### GOAL OF THE EXERCISE
Repeat the records below exactly.

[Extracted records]
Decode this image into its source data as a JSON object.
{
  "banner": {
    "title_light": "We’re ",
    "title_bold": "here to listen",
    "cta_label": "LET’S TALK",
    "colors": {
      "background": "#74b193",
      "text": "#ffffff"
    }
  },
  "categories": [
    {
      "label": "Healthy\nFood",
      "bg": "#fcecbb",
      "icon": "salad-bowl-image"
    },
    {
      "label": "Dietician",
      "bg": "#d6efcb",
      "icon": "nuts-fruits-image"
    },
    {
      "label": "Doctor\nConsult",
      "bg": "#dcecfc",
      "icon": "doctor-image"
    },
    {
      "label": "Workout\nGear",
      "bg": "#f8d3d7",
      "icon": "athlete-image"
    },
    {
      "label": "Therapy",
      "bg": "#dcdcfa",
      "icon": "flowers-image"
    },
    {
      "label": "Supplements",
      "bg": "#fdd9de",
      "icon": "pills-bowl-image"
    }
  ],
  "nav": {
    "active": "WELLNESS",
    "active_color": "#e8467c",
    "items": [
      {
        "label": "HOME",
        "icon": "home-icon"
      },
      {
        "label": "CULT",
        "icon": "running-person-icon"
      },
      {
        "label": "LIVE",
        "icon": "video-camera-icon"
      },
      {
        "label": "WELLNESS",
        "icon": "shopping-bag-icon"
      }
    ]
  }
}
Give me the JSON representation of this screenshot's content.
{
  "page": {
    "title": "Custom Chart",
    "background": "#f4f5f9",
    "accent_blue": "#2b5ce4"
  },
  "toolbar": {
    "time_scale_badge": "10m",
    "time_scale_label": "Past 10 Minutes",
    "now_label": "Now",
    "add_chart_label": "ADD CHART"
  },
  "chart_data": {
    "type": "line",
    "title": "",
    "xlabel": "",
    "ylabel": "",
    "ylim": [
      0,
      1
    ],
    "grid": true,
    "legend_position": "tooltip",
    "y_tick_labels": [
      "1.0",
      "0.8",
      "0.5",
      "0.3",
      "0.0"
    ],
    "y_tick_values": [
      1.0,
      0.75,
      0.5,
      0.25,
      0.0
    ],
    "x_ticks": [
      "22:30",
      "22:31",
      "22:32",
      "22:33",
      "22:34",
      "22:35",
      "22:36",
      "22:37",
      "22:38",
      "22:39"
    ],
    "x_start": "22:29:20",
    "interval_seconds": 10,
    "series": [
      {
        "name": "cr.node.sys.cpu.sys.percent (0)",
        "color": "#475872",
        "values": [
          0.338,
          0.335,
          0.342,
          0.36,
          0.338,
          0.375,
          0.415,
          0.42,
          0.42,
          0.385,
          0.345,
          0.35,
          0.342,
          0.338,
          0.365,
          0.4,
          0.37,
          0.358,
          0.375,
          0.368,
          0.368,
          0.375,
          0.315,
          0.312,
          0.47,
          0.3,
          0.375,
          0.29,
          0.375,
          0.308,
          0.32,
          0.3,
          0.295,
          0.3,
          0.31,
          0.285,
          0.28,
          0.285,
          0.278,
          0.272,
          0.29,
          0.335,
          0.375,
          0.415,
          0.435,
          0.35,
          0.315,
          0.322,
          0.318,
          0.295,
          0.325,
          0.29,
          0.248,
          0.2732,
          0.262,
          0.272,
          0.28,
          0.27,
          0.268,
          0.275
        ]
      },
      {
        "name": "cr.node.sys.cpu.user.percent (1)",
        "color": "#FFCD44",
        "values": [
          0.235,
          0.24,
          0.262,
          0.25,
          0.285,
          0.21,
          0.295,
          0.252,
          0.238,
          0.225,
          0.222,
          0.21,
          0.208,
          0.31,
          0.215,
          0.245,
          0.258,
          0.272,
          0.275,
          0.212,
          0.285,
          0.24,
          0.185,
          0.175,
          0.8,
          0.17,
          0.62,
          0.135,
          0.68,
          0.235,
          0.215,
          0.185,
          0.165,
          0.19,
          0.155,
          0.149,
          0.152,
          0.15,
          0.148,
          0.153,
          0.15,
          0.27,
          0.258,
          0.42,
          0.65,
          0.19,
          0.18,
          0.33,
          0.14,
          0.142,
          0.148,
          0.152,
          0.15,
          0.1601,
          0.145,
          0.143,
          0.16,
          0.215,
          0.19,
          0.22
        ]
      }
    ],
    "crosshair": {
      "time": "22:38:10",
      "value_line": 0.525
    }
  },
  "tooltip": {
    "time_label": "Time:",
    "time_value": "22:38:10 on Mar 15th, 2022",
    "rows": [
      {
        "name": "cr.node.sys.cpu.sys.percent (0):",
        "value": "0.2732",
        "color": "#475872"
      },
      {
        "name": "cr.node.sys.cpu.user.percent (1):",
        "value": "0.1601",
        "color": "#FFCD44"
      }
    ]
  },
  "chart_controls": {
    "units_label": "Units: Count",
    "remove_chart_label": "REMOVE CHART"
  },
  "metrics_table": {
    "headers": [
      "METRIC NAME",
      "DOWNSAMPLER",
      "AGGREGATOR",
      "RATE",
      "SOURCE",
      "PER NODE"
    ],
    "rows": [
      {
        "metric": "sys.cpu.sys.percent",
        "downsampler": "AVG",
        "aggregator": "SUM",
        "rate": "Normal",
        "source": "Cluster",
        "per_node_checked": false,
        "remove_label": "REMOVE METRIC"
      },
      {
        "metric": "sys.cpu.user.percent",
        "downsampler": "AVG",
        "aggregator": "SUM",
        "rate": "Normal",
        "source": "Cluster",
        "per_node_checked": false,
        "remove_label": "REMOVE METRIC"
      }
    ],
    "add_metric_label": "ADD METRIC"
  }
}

### COMPLETE OUTPUT
Decode this image into its source data as a JSON object.
{
  "banner": {
    "title_light": "We’re ",
    "title_bold": "here to listen",
    "cta_label": "LET’S TALK",
    "colors": {
      "background": "#74b193",
      "text": "#ffffff"
    }
  },
  "categories": [
    {
      "label": "Healthy\nFood",
      "bg": "#fcecbb",
      "icon": "salad-bowl-image"
    },
    {
      "label": "Dietician",
      "bg": "#d6efcb",
      "icon": "nuts-fruits-image"
    },
    {
      "label": "Doctor\nConsult",
      "bg": "#dcecfc",
      "icon": "doctor-image"
    },
    {
      "label": "Workout\nGear",
      "bg": "#f8d3d7",
      "icon": "athlete-image"
    },
    {
      "label": "Therapy",
      "bg": "#dcdcfa",
      "icon": "flowers-image"
    },
    {
      "label": "Supplements",
      "bg": "#fdd9de",
      "icon": "pills-bowl-image"
    }
  ],
  "nav": {
    "active": "WELLNESS",
    "active_color": "#e8467c",
    "items": [
      {
        "label": "HOME",
        "icon": "home-icon"
      },
      {
        "label": "CULT",
        "icon": "running-person-icon"
      },
      {
        "label": "LIVE",
        "icon": "video-camera-icon"
      },
      {
        "label": "WELLNESS",
        "icon": "shopping-bag-icon"
      }
    ]
  }
}
Give me the JSON representation of this screenshot's content.
{
  "page": {
    "title": "Custom Chart",
    "background": "#f4f5f9",
    "accent_blue": "#2b5ce4"
  },
  "toolbar": {
    "time_scale_badge": "10m",
    "time_scale_label": "Past 10 Minutes",
    "now_label": "Now",
    "add_chart_label": "ADD CHART"
  },
  "chart_data": {
    "type": "line",
    "title": "",
    "xlabel": "",
    "ylabel": "",
    "ylim": [
      0,
      1
    ],
    "grid": true,
    "legend_position": "tooltip",
    "y_tick_labels": [
      "1.0",
      "0.8",
      "0.5",
      "0.3",
      "0.0"
    ],
    "y_tick_values": [
      1.0,
      0.75,
      0.5,
      0.25,
      0.0
    ],
    "x_ticks": [
      "22:30",
      "22:31",
      "22:32",
      "22:33",
      "22:34",
      "22:35",
      "22:36",
      "22:37",
      "22:38",
      "22:39"
    ],
    "x_start": "22:29:20",
    "interval_seconds": 10,
    "series": [
      {
        "name": "cr.node.sys.cpu.sys.percent (0)",
        "color": "#475872",
        "values": [
          0.338,
          0.335,
          0.342,
          0.36,
          0.338,
          0.375,
          0.415,
          0.42,
          0.42,
          0.385,
          0.345,
          0.35,
          0.342,
          0.338,
          0.365,
          0.4,
          0.37,
          0.358,
          0.375,
          0.368,
          0.368,
          0.375,
          0.315,
          0.312,
          0.47,
          0.3,
          0.375,
          0.29,
          0.375,
          0.308,
          0.32,
          0.3,
          0.295,
          0.3,
          0.31,
          0.285,
          0.28,
          0.285,
          0.278,
          0.272,
          0.29,
          0.335,
          0.375,
          0.415,
          0.435,
          0.35,
          0.315,
          0.322,
          0.318,
          0.295,
          0.325,
          0.29,
          0.248,
          0.2732,
          0.262,
          0.272,
          0.28,
          0.27,
          0.268,
          0.275
        ]
      },
      {
        "name": "cr.node.sys.cpu.user.percent (1)",
        "color": "#FFCD44",
        "values": [
          0.235,
          0.24,
          0.262,
          0.25,
          0.285,
          0.21,
          0.295,
          0.252,
          0.238,
          0.225,
          0.222,
          0.21,
          0.208,
          0.31,
          0.215,
          0.245,
          0.258,
          0.272,
          0.275,
          0.212,
          0.285,
          0.24,
          0.185,
          0.175,
          0.8,
          0.17,
          0.62,
          0.135,
          0.68,
          0.235,
          0.215,
          0.185,
          0.165,
          0.19,
          0.155,
          0.149,
          0.152,
          0.15,
          0.148,
          0.153,
          0.15,
          0.27,
          0.258,
          0.42,
          0.65,
          0.19,
          0.18,
          0.33,
          0.14,
          0.142,
          0.148,
          0.152,
          0.15,
          0.1601,
          0.145,
          0.143,
          0.16,
          0.215,
          0.19,
          0.22
        ]
      }
    ],
    "crosshair": {
      "time": "22:38:10",
      "value_line": 0.525
    }
  },
  "tooltip": {
    "time_label": "Time:",
    "time_value": "22:38:10 on Mar 15th, 2022",
    "rows": [
      {
        "name": "cr.node.sys.cpu.sys.percent (0):",
        "value": "0.2732",
        "color": "#475872"
      },
      {
        "name": "cr.node.sys.cpu.user.percent (1):",
        "value": "0.1601",
        "color": "#FFCD44"
      }
    ]
  },
  "chart_controls": {
    "units_label": "Units: Count",
    "remove_chart_label": "REMOVE CHART"
  },
  "metrics_table": {
    "headers": [
      "METRIC NAME",
      "DOWNSAMPLER",
      "AGGREGATOR",
      "RATE",
      "SOURCE",
      "PER NODE"
    ],
    "rows": [
      {
        "metric": "sys.cpu.sys.percent",
        "downsampler": "AVG",
        "aggregator": "SUM",
        "rate": "Normal",
        "source": "Cluster",
        "per_node_checked": false,
        "remove_label": "REMOVE METRIC"
      },
      {
        "metric": "sys.cpu.user.percent",
        "downsampler": "AVG",
        "aggregator": "SUM",
        "rate": "Normal",
        "source": "Cluster",
        "per_node_checked": false,
        "remove_label": "REMOVE METRIC"
      }
    ],
    "add_metric_label": "ADD METRIC"
  }
}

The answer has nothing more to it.